Give the data below again exactly as written, without its pictures.

** start of Records supplied **

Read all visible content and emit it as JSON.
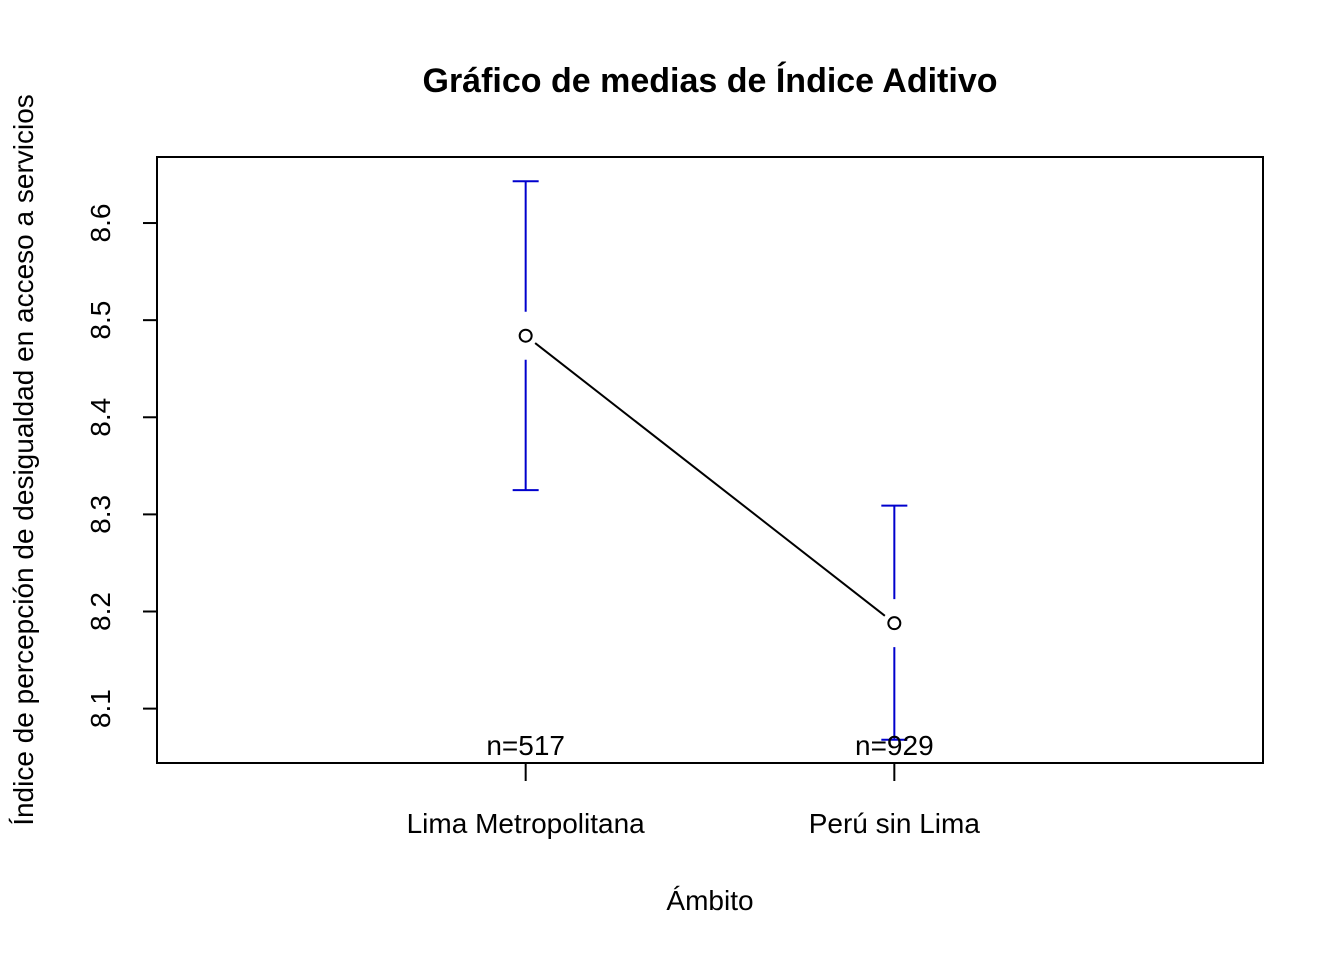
{
  "chart_data": {
    "type": "line",
    "title": "Gráfico de medias de Índice Aditivo",
    "xlabel": "Ámbito",
    "ylabel": "Índice de percepción de desigualdad en acceso a servicios",
    "categories": [
      "Lima Metropolitana",
      "Perú sin Lima"
    ],
    "means": [
      8.484,
      8.188
    ],
    "ci_upper": [
      8.643,
      8.309
    ],
    "ci_lower": [
      8.325,
      8.068
    ],
    "counts": [
      "n=517",
      "n=929"
    ],
    "yticks": [
      "8.1",
      "8.2",
      "8.3",
      "8.4",
      "8.5",
      "8.6"
    ],
    "ylim": [
      8.044,
      8.668
    ],
    "grid": false,
    "colors": {
      "line": "#000000",
      "error_bars": "#0000CD"
    }
  }
}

** end of Records supplied **

Output of the exercise |
Read all visible content and emit it as JSON.
{
  "chart_data": {
    "type": "line",
    "title": "Gráfico de medias de Índice Aditivo",
    "xlabel": "Ámbito",
    "ylabel": "Índice de percepción de desigualdad en acceso a servicios",
    "categories": [
      "Lima Metropolitana",
      "Perú sin Lima"
    ],
    "means": [
      8.484,
      8.188
    ],
    "ci_upper": [
      8.643,
      8.309
    ],
    "ci_lower": [
      8.325,
      8.068
    ],
    "counts": [
      "n=517",
      "n=929"
    ],
    "yticks": [
      "8.1",
      "8.2",
      "8.3",
      "8.4",
      "8.5",
      "8.6"
    ],
    "ylim": [
      8.044,
      8.668
    ],
    "grid": false,
    "colors": {
      "line": "#000000",
      "error_bars": "#0000CD"
    }
  }
}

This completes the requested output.